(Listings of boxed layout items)
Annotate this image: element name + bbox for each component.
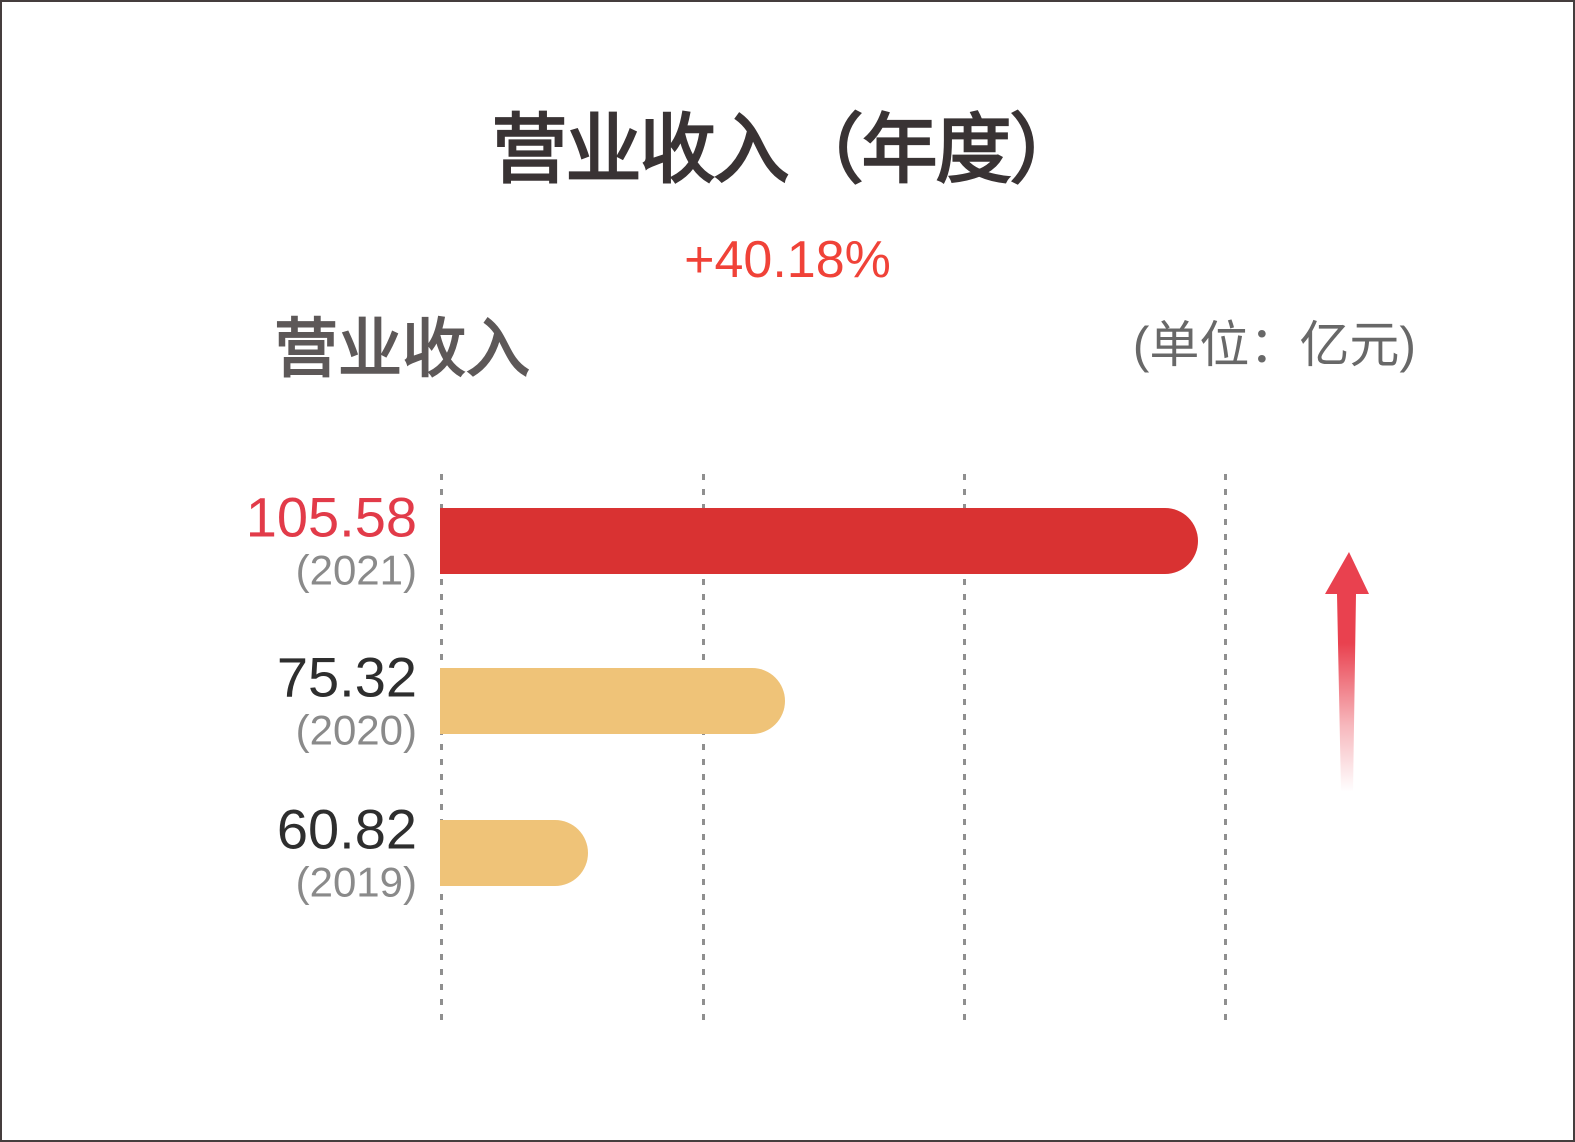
- bar-value-2020: 75.32: [276, 645, 417, 709]
- gridline: [963, 474, 966, 1029]
- bar-row-2020: 75.32 (2020): [2, 649, 1573, 753]
- bar-label-2021: 105.58 (2021): [245, 485, 417, 594]
- gridline: [440, 474, 443, 1029]
- bar-2021: [440, 508, 1198, 574]
- bar-2019: [440, 820, 588, 886]
- bar-row-2019: 60.82 (2019): [2, 801, 1573, 905]
- bar-value-2019: 60.82: [276, 797, 417, 861]
- bar-label-2019: 60.82 (2019): [276, 797, 417, 906]
- growth-percentage-label: +40.18%: [684, 231, 891, 289]
- gridline: [1224, 474, 1227, 1029]
- series-name-label: 营业收入: [274, 313, 530, 385]
- chart-title: 营业收入（年度）: [491, 108, 1086, 193]
- bar-row-2021: 105.58 (2021): [2, 489, 1573, 593]
- bar-year-2019: (2019): [295, 858, 417, 906]
- bar-label-2020: 75.32 (2020): [276, 645, 417, 754]
- gridline: [702, 474, 705, 1029]
- growth-up-arrow-icon: [1325, 552, 1369, 792]
- unit-label: (单位：亿元): [1132, 317, 1416, 373]
- bar-2020: [440, 668, 785, 734]
- bar-year-2021: (2021): [295, 546, 417, 594]
- bar-year-2020: (2020): [295, 706, 417, 754]
- bar-value-2021: 105.58: [245, 485, 417, 549]
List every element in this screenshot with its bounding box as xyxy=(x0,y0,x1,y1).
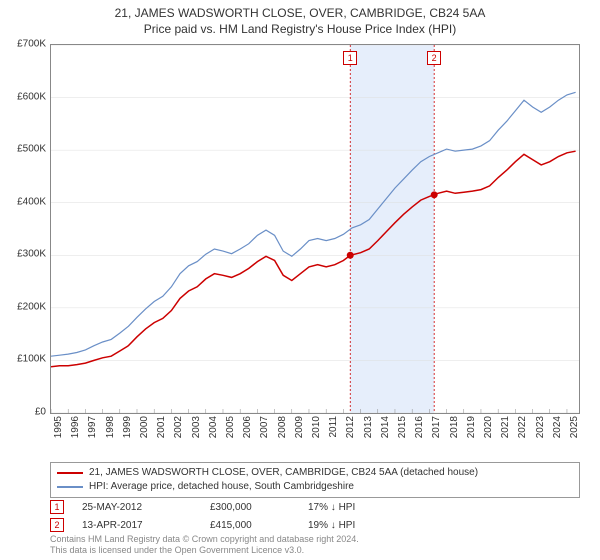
x-tick-label: 2008 xyxy=(277,416,288,438)
shaded-band xyxy=(350,45,434,413)
x-tick-label: 2011 xyxy=(328,416,339,438)
footer: Contains HM Land Registry data © Crown c… xyxy=(50,534,580,556)
x-tick-label: 2017 xyxy=(431,416,442,438)
title-sub: Price paid vs. HM Land Registry's House … xyxy=(0,22,600,36)
sales-date: 25-MAY-2012 xyxy=(82,502,192,513)
y-axis: £0£100K£200K£300K£400K£500K£600K£700K xyxy=(0,44,48,414)
x-tick-label: 1998 xyxy=(105,416,116,438)
y-tick-label: £700K xyxy=(17,39,46,50)
y-tick-label: £100K xyxy=(17,354,46,365)
x-tick-label: 2024 xyxy=(552,416,563,438)
series-hpi xyxy=(51,92,576,356)
x-tick-label: 2006 xyxy=(242,416,253,438)
x-tick-label: 2002 xyxy=(173,416,184,438)
sales-row: 1 25-MAY-2012 £300,000 17% ↓ HPI xyxy=(50,498,580,516)
x-tick-label: 1996 xyxy=(70,416,81,438)
chart-area: 12 xyxy=(50,44,580,414)
x-tick-label: 2007 xyxy=(259,416,270,438)
event-marker-box: 2 xyxy=(427,51,441,65)
y-tick-label: £600K xyxy=(17,91,46,102)
legend-label: 21, JAMES WADSWORTH CLOSE, OVER, CAMBRID… xyxy=(89,466,478,480)
x-tick-label: 2015 xyxy=(397,416,408,438)
sales-marker: 2 xyxy=(50,518,64,532)
event-marker-box: 1 xyxy=(343,51,357,65)
sales-diff: 17% ↓ HPI xyxy=(308,502,398,513)
x-tick-label: 2010 xyxy=(311,416,322,438)
x-tick-label: 2021 xyxy=(500,416,511,438)
x-tick-label: 2025 xyxy=(569,416,580,438)
x-tick-label: 2012 xyxy=(345,416,356,438)
x-tick-label: 2014 xyxy=(380,416,391,438)
legend-swatch xyxy=(57,486,83,488)
x-tick-label: 2020 xyxy=(483,416,494,438)
legend-label: HPI: Average price, detached house, Sout… xyxy=(89,480,354,494)
x-tick-label: 2004 xyxy=(208,416,219,438)
x-axis: 1995 1996 1997 1998 1999 2000 2001 2002 2003 2004… xyxy=(50,416,580,460)
x-tick-label: 2016 xyxy=(414,416,425,438)
x-tick-label: 2000 xyxy=(139,416,150,438)
sales-price: £300,000 xyxy=(210,502,290,513)
x-tick-label: 2003 xyxy=(191,416,202,438)
x-tick-label: 2023 xyxy=(535,416,546,438)
legend: 21, JAMES WADSWORTH CLOSE, OVER, CAMBRID… xyxy=(50,462,580,498)
sales-price: £415,000 xyxy=(210,520,290,531)
sales-date: 13-APR-2017 xyxy=(82,520,192,531)
sales-marker: 1 xyxy=(50,500,64,514)
legend-swatch xyxy=(57,472,83,474)
y-tick-label: £400K xyxy=(17,196,46,207)
x-tick-label: 2022 xyxy=(517,416,528,438)
footer-line1: Contains HM Land Registry data © Crown c… xyxy=(50,534,580,545)
chart-container: 21, JAMES WADSWORTH CLOSE, OVER, CAMBRID… xyxy=(0,0,600,560)
y-tick-label: £0 xyxy=(35,407,46,418)
y-tick-label: £200K xyxy=(17,301,46,312)
x-tick-label: 2018 xyxy=(449,416,460,438)
y-tick-label: £300K xyxy=(17,249,46,260)
x-tick-label: 1997 xyxy=(87,416,98,438)
x-tick-label: 1999 xyxy=(122,416,133,438)
x-tick-label: 2001 xyxy=(156,416,167,438)
sales-row: 2 13-APR-2017 £415,000 19% ↓ HPI xyxy=(50,516,580,534)
titles: 21, JAMES WADSWORTH CLOSE, OVER, CAMBRID… xyxy=(0,0,600,36)
x-tick-label: 1995 xyxy=(53,416,64,438)
footer-line2: This data is licensed under the Open Gov… xyxy=(50,545,580,556)
x-tick-label: 2005 xyxy=(225,416,236,438)
title-main: 21, JAMES WADSWORTH CLOSE, OVER, CAMBRID… xyxy=(0,6,600,20)
x-tick-label: 2013 xyxy=(363,416,374,438)
x-tick-label: 2009 xyxy=(294,416,305,438)
series-price_paid xyxy=(51,151,576,367)
x-tick-label: 2019 xyxy=(466,416,477,438)
plot-svg xyxy=(51,45,579,413)
sales-diff: 19% ↓ HPI xyxy=(308,520,398,531)
y-tick-label: £500K xyxy=(17,144,46,155)
legend-row: HPI: Average price, detached house, Sout… xyxy=(57,480,573,494)
sales-table: 1 25-MAY-2012 £300,000 17% ↓ HPI 2 13-APR-201… xyxy=(50,498,580,534)
legend-row: 21, JAMES WADSWORTH CLOSE, OVER, CAMBRID… xyxy=(57,466,573,480)
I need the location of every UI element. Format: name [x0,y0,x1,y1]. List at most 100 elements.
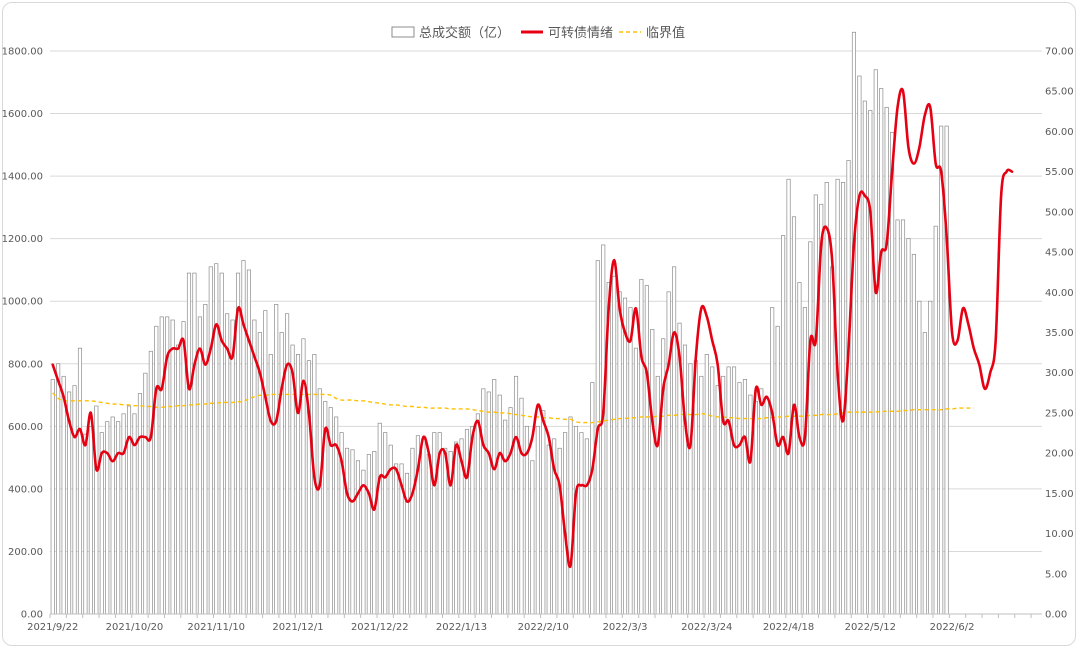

**AIM**
Reproduce without changes the portion of the material that begins with the line containing "- bar-value-2020: 75.32: [276, 645, 417, 709]" and ends with the line containing "- growth-percentage-label: +40.18%: [684, 231, 891, 289]", including both of those lines.

**EXERCISE RESPONSE**
- bar-value-2020: 75.32: [276, 645, 417, 709]
- gridline: [963, 474, 966, 1029]
- bar-row-2020: 75.32 (2020): [2, 649, 1573, 753]
- bar-label-2021: 105.58 (2021): [245, 485, 417, 594]
- gridline: [440, 474, 443, 1029]
- bar-2021: [440, 508, 1198, 574]
- bar-2019: [440, 820, 588, 886]
- bar-row-2019: 60.82 (2019): [2, 801, 1573, 905]
- bar-value-2019: 60.82: [276, 797, 417, 861]
- bar-label-2019: 60.82 (2019): [276, 797, 417, 906]
- growth-percentage-label: +40.18%: [684, 231, 891, 289]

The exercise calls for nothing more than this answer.